(Recorded information)
---*---
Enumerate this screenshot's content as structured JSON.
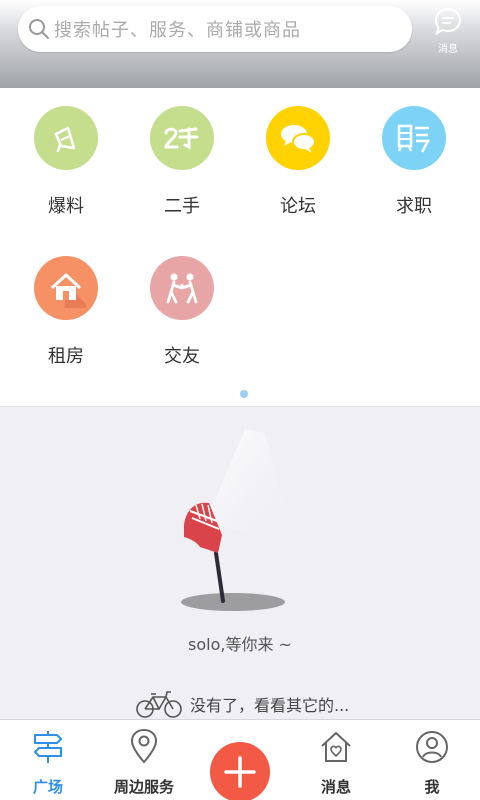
{
  "search": {
    "placeholder": "搜索帖子、服务、商铺或商品"
  },
  "header_message": {
    "label": "消息",
    "icon": "chat-bubble-icon"
  },
  "categories": [
    {
      "label": "爆料",
      "icon": "megaphone-icon",
      "color": "#c4de8e"
    },
    {
      "label": "二手",
      "icon": "secondhand-icon",
      "color": "#c4de8e"
    },
    {
      "label": "论坛",
      "icon": "forum-icon",
      "color": "#ffd200"
    },
    {
      "label": "求职",
      "icon": "job-icon",
      "color": "#7dd3f5"
    },
    {
      "label": "租房",
      "icon": "house-icon",
      "color": "#f69166"
    },
    {
      "label": "交友",
      "icon": "friends-icon",
      "color": "#e7a5a5"
    }
  ],
  "empty_state": {
    "text": "solo,等你来 ~",
    "more_text": "没有了，看看其它的...",
    "illustration": "microphone-spotlight-icon",
    "more_icon": "bicycle-icon"
  },
  "tabs": [
    {
      "label": "广场",
      "icon": "signpost-icon",
      "active": true
    },
    {
      "label": "周边服务",
      "icon": "location-pin-icon",
      "active": false
    },
    {
      "label": "",
      "icon": "plus-icon",
      "active": false
    },
    {
      "label": "消息",
      "icon": "home-heart-icon",
      "active": false
    },
    {
      "label": "我",
      "icon": "user-icon",
      "active": false
    }
  ],
  "colors": {
    "accent": "#2e8ee8",
    "plus_button": "#f25a45",
    "page_dot": "#9ccff3"
  }
}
---*---
(Exercise brief)
In the listing, find every line with the word "label" and state how many there are, nothing more.

(Solution to this task)
12